Job
Your task is to copy every line of this material exactly.
**** Supplied data ****
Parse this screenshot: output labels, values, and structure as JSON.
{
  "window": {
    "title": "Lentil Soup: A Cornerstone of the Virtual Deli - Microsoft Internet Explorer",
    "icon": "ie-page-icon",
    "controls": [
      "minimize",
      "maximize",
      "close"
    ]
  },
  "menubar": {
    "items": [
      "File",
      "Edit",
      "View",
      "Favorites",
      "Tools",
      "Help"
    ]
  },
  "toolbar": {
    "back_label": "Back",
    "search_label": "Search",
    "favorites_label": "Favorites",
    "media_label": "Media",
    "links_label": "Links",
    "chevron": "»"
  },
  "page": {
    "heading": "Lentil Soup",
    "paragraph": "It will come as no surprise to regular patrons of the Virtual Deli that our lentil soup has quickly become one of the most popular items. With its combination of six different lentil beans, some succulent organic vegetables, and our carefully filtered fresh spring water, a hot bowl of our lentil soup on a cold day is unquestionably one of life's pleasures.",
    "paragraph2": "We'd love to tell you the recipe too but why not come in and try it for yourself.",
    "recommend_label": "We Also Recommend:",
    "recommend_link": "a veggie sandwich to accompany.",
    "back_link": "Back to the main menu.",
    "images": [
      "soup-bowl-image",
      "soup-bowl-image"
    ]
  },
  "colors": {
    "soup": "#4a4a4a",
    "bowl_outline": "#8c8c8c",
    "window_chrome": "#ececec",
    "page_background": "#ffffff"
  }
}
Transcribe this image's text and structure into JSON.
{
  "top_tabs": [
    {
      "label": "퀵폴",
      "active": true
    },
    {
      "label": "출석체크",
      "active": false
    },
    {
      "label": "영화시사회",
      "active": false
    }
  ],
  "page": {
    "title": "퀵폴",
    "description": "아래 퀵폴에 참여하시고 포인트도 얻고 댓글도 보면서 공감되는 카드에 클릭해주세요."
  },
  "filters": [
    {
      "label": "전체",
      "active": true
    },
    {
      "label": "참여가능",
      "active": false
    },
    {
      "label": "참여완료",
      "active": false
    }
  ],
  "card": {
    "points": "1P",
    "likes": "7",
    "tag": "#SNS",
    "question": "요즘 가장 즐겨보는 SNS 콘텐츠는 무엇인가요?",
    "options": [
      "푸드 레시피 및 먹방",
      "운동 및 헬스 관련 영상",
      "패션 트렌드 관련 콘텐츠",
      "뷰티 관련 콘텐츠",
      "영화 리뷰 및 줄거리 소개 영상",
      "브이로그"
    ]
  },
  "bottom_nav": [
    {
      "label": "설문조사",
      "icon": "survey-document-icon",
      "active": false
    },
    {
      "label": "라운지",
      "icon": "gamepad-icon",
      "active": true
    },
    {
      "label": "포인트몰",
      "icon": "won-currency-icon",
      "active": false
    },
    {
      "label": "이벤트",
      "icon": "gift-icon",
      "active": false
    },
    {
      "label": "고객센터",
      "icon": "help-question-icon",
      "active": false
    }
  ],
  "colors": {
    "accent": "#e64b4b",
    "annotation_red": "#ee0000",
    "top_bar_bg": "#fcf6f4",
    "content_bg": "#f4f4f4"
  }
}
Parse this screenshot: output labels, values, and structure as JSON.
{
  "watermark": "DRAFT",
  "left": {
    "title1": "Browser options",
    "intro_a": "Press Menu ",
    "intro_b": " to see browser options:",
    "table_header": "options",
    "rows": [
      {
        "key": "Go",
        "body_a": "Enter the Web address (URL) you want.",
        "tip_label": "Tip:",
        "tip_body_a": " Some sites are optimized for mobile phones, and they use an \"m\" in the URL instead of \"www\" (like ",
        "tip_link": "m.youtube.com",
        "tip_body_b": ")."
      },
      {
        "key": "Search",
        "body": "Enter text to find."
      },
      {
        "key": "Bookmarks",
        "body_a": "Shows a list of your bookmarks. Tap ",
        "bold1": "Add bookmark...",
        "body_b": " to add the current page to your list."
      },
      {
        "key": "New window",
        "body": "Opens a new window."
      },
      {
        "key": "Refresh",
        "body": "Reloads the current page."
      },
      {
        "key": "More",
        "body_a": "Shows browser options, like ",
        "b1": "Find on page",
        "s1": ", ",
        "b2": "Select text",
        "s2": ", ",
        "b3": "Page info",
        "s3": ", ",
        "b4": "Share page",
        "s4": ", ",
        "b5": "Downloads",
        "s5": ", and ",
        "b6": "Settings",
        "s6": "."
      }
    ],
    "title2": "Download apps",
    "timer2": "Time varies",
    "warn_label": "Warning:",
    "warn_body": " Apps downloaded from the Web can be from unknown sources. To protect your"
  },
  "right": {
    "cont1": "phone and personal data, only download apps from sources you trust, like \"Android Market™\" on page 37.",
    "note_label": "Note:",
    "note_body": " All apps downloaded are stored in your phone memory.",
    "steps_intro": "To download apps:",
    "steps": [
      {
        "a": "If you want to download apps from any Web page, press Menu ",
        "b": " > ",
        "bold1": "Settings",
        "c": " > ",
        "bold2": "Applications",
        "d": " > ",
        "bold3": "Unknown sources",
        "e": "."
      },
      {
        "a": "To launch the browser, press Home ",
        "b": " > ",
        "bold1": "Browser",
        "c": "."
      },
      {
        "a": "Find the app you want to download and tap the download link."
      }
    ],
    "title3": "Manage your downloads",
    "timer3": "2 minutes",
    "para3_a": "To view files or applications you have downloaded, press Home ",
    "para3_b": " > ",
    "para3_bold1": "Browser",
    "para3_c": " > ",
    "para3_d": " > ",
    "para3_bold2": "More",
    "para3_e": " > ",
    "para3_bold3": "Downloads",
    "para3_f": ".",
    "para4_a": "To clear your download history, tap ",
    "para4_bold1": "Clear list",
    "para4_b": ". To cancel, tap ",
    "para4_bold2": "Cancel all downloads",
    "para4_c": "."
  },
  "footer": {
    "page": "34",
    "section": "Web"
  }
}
****
Task output
Parse this screenshot: output labels, values, and structure as JSON.
{
  "window": {
    "title": "Lentil Soup: A Cornerstone of the Virtual Deli - Microsoft Internet Explorer",
    "icon": "ie-page-icon",
    "controls": [
      "minimize",
      "maximize",
      "close"
    ]
  },
  "menubar": {
    "items": [
      "File",
      "Edit",
      "View",
      "Favorites",
      "Tools",
      "Help"
    ]
  },
  "toolbar": {
    "back_label": "Back",
    "search_label": "Search",
    "favorites_label": "Favorites",
    "media_label": "Media",
    "links_label": "Links",
    "chevron": "»"
  },
  "page": {
    "heading": "Lentil Soup",
    "paragraph": "It will come as no surprise to regular patrons of the Virtual Deli that our lentil soup has quickly become one of the most popular items. With its combination of six different lentil beans, some succulent organic vegetables, and our carefully filtered fresh spring water, a hot bowl of our lentil soup on a cold day is unquestionably one of life's pleasures.",
    "paragraph2": "We'd love to tell you the recipe too but why not come in and try it for yourself.",
    "recommend_label": "We Also Recommend:",
    "recommend_link": "a veggie sandwich to accompany.",
    "back_link": "Back to the main menu.",
    "images": [
      "soup-bowl-image",
      "soup-bowl-image"
    ]
  },
  "colors": {
    "soup": "#4a4a4a",
    "bowl_outline": "#8c8c8c",
    "window_chrome": "#ececec",
    "page_background": "#ffffff"
  }
}
Transcribe this image's text and structure into JSON.
{
  "top_tabs": [
    {
      "label": "퀵폴",
      "active": true
    },
    {
      "label": "출석체크",
      "active": false
    },
    {
      "label": "영화시사회",
      "active": false
    }
  ],
  "page": {
    "title": "퀵폴",
    "description": "아래 퀵폴에 참여하시고 포인트도 얻고 댓글도 보면서 공감되는 카드에 클릭해주세요."
  },
  "filters": [
    {
      "label": "전체",
      "active": true
    },
    {
      "label": "참여가능",
      "active": false
    },
    {
      "label": "참여완료",
      "active": false
    }
  ],
  "card": {
    "points": "1P",
    "likes": "7",
    "tag": "#SNS",
    "question": "요즘 가장 즐겨보는 SNS 콘텐츠는 무엇인가요?",
    "options": [
      "푸드 레시피 및 먹방",
      "운동 및 헬스 관련 영상",
      "패션 트렌드 관련 콘텐츠",
      "뷰티 관련 콘텐츠",
      "영화 리뷰 및 줄거리 소개 영상",
      "브이로그"
    ]
  },
  "bottom_nav": [
    {
      "label": "설문조사",
      "icon": "survey-document-icon",
      "active": false
    },
    {
      "label": "라운지",
      "icon": "gamepad-icon",
      "active": true
    },
    {
      "label": "포인트몰",
      "icon": "won-currency-icon",
      "active": false
    },
    {
      "label": "이벤트",
      "icon": "gift-icon",
      "active": false
    },
    {
      "label": "고객센터",
      "icon": "help-question-icon",
      "active": false
    }
  ],
  "colors": {
    "accent": "#e64b4b",
    "annotation_red": "#ee0000",
    "top_bar_bg": "#fcf6f4",
    "content_bg": "#f4f4f4"
  }
}
Parse this screenshot: output labels, values, and structure as JSON.
{
  "watermark": "DRAFT",
  "left": {
    "title1": "Browser options",
    "intro_a": "Press Menu ",
    "intro_b": " to see browser options:",
    "table_header": "options",
    "rows": [
      {
        "key": "Go",
        "body_a": "Enter the Web address (URL) you want.",
        "tip_label": "Tip:",
        "tip_body_a": " Some sites are optimized for mobile phones, and they use an \"m\" in the URL instead of \"www\" (like ",
        "tip_link": "m.youtube.com",
        "tip_body_b": ")."
      },
      {
        "key": "Search",
        "body": "Enter text to find."
      },
      {
        "key": "Bookmarks",
        "body_a": "Shows a list of your bookmarks. Tap ",
        "bold1": "Add bookmark...",
        "body_b": " to add the current page to your list."
      },
      {
        "key": "New window",
        "body": "Opens a new window."
      },
      {
        "key": "Refresh",
        "body": "Reloads the current page."
      },
      {
        "key": "More",
        "body_a": "Shows browser options, like ",
        "b1": "Find on page",
        "s1": ", ",
        "b2": "Select text",
        "s2": ", ",
        "b3": "Page info",
        "s3": ", ",
        "b4": "Share page",
        "s4": ", ",
        "b5": "Downloads",
        "s5": ", and ",
        "b6": "Settings",
        "s6": "."
      }
    ],
    "title2": "Download apps",
    "timer2": "Time varies",
    "warn_label": "Warning:",
    "warn_body": " Apps downloaded from the Web can be from unknown sources. To protect your"
  },
  "right": {
    "cont1": "phone and personal data, only download apps from sources you trust, like \"Android Market™\" on page 37.",
    "note_label": "Note:",
    "note_body": " All apps downloaded are stored in your phone memory.",
    "steps_intro": "To download apps:",
    "steps": [
      {
        "a": "If you want to download apps from any Web page, press Menu ",
        "b": " > ",
        "bold1": "Settings",
        "c": " > ",
        "bold2": "Applications",
        "d": " > ",
        "bold3": "Unknown sources",
        "e": "."
      },
      {
        "a": "To launch the browser, press Home ",
        "b": " > ",
        "bold1": "Browser",
        "c": "."
      },
      {
        "a": "Find the app you want to download and tap the download link."
      }
    ],
    "title3": "Manage your downloads",
    "timer3": "2 minutes",
    "para3_a": "To view files or applications you have downloaded, press Home ",
    "para3_b": " > ",
    "para3_bold1": "Browser",
    "para3_c": " > ",
    "para3_d": " > ",
    "para3_bold2": "More",
    "para3_e": " > ",
    "para3_bold3": "Downloads",
    "para3_f": ".",
    "para4_a": "To clear your download history, tap ",
    "para4_bold1": "Clear list",
    "para4_b": ". To cancel, tap ",
    "para4_bold2": "Cancel all downloads",
    "para4_c": "."
  },
  "footer": {
    "page": "34",
    "section": "Web"
  }
}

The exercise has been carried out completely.